*** Dataset rows ***

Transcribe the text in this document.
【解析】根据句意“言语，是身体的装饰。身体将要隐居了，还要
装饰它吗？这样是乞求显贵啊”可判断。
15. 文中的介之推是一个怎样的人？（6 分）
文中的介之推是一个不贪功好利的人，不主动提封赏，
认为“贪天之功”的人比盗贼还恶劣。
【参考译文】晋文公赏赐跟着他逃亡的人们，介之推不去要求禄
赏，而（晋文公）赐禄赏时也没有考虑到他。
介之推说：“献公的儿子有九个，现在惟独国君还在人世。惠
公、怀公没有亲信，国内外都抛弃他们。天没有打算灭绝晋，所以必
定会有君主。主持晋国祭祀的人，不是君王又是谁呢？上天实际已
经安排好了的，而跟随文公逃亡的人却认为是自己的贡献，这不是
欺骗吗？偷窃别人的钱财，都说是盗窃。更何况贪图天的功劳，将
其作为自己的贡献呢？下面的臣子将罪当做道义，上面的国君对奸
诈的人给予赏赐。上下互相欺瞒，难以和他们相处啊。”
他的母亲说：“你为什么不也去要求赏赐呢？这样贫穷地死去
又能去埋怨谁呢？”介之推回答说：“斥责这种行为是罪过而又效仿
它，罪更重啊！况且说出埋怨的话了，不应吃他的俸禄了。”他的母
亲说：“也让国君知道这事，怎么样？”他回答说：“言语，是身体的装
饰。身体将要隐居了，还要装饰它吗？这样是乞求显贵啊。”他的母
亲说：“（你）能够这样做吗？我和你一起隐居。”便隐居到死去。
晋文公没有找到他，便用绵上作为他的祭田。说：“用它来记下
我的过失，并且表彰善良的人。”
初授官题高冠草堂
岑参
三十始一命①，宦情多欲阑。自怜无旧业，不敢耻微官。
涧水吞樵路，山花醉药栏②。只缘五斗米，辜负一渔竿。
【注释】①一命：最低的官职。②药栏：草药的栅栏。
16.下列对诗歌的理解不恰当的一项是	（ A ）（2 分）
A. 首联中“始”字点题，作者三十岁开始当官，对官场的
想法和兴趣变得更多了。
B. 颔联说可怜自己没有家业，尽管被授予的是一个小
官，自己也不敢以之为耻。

***

— Exercise brief —
Gather up every line in the data above that contains the word "这样是乞求显贵啊", copying each one.

— Answer to the exercise —
装饰它吗？这样是乞求显贵啊”可判断。
饰。身体将要隐居了，还要装饰它吗？这样是乞求显贵啊。”他的母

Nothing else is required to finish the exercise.